** DIRECTIONS **
In the material below, find every line with "name" and pull it out.

···

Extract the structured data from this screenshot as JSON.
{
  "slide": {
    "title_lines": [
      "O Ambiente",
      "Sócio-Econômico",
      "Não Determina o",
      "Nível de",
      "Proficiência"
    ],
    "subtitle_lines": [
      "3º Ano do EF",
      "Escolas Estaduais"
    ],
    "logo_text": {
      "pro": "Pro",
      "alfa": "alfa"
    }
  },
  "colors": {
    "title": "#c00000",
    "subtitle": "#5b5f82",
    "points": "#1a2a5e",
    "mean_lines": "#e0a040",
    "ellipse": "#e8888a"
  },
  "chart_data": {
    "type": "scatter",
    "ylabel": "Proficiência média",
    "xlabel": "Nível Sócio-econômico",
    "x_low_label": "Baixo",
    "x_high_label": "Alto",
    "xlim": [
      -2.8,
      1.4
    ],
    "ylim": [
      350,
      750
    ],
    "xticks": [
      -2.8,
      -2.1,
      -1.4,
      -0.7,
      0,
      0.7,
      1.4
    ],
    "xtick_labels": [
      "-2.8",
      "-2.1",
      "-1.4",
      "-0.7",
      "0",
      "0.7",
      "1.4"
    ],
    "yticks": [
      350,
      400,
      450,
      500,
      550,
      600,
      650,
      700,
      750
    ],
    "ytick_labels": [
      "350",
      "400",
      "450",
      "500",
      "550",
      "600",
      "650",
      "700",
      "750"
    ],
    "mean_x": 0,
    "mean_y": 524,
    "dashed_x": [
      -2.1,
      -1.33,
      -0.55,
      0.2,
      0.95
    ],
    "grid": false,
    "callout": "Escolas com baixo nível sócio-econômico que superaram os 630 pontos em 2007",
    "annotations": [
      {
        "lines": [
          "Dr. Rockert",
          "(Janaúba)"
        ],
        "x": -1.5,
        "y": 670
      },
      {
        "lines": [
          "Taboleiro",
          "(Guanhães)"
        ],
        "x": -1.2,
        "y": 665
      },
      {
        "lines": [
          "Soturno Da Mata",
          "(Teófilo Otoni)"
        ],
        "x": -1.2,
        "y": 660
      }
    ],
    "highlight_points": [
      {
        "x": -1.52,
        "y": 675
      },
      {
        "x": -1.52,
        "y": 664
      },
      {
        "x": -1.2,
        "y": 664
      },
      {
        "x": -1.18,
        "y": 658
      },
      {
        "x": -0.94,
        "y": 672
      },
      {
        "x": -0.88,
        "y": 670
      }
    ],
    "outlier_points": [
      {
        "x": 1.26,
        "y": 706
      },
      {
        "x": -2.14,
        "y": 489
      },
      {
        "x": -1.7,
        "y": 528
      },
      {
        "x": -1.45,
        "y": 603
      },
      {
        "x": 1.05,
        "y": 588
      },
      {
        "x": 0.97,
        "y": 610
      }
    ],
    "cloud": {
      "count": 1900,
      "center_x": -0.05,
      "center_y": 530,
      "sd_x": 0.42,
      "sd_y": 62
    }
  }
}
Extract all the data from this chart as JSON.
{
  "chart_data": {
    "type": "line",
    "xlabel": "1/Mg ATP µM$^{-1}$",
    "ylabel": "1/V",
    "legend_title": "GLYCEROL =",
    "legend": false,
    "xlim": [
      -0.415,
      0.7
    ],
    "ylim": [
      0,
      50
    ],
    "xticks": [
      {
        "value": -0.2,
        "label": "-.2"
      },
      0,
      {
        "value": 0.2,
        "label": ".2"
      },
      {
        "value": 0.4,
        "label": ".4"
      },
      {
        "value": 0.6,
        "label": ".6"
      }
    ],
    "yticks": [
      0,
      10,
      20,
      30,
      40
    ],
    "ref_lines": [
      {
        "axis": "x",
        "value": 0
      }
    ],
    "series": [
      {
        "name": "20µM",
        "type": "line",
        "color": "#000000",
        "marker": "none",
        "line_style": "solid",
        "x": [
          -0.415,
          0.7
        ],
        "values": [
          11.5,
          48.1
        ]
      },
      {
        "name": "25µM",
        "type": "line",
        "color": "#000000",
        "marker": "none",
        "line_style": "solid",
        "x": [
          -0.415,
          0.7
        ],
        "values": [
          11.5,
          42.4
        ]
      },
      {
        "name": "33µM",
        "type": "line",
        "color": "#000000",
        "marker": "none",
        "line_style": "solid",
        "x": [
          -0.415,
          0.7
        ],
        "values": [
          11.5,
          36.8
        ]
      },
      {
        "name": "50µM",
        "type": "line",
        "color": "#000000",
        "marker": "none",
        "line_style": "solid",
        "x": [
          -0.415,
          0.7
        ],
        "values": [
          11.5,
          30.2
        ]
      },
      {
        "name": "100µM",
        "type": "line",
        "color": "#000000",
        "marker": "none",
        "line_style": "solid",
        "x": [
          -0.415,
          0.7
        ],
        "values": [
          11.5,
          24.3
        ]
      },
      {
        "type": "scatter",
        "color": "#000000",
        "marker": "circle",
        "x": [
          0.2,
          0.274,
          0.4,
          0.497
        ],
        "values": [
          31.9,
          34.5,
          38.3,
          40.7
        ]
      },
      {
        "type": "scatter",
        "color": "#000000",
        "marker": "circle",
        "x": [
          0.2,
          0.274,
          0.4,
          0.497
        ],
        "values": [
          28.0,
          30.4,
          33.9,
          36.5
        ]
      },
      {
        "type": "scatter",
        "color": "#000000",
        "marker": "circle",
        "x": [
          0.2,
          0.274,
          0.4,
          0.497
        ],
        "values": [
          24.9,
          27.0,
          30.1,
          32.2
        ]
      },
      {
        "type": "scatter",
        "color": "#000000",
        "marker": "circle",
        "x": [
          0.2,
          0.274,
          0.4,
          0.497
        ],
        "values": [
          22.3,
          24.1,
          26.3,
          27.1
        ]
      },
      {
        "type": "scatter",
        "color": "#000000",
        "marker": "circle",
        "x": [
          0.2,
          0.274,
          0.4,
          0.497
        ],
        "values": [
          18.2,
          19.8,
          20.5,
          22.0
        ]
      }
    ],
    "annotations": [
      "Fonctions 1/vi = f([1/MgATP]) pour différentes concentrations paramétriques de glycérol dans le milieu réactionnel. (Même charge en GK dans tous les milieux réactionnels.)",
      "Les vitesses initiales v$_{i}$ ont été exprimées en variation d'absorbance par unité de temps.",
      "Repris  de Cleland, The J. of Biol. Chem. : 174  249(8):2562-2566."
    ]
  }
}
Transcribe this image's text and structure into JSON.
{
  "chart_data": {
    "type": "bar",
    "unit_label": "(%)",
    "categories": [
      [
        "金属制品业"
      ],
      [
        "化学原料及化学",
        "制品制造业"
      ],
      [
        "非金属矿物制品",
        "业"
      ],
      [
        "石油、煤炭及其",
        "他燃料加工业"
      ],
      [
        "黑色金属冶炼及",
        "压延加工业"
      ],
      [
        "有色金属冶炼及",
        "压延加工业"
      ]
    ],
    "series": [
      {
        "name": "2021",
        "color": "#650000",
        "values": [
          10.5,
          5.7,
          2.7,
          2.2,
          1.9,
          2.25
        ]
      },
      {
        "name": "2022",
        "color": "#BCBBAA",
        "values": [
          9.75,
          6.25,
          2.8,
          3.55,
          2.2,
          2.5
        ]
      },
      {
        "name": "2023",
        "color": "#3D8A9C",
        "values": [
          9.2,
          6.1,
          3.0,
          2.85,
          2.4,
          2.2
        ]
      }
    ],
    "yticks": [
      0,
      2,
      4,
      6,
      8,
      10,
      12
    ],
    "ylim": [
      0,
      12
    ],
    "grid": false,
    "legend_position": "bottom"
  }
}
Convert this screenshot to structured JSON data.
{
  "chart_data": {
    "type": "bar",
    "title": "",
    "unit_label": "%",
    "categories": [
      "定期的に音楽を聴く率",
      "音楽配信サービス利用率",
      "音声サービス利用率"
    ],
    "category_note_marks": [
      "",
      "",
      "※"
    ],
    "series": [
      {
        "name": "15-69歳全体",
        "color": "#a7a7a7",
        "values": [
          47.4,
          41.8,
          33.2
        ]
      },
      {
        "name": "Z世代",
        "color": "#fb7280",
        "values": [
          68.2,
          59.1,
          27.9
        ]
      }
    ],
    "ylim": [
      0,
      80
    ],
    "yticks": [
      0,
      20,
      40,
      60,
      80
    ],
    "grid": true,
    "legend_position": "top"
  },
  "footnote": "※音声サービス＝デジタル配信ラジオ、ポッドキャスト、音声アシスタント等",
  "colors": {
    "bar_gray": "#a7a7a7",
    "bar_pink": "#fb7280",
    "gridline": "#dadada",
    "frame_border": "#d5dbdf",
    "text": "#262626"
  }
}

···

** ANSWER TO THE EXERCISE **
        "name": "20µM",
        "name": "25µM",
        "name": "33µM",
        "name": "50µM",
        "name": "100µM",
        "name": "2021",
        "name": "2022",
        "name": "2023",
        "name": "15-69歳全体",
        "name": "Z世代",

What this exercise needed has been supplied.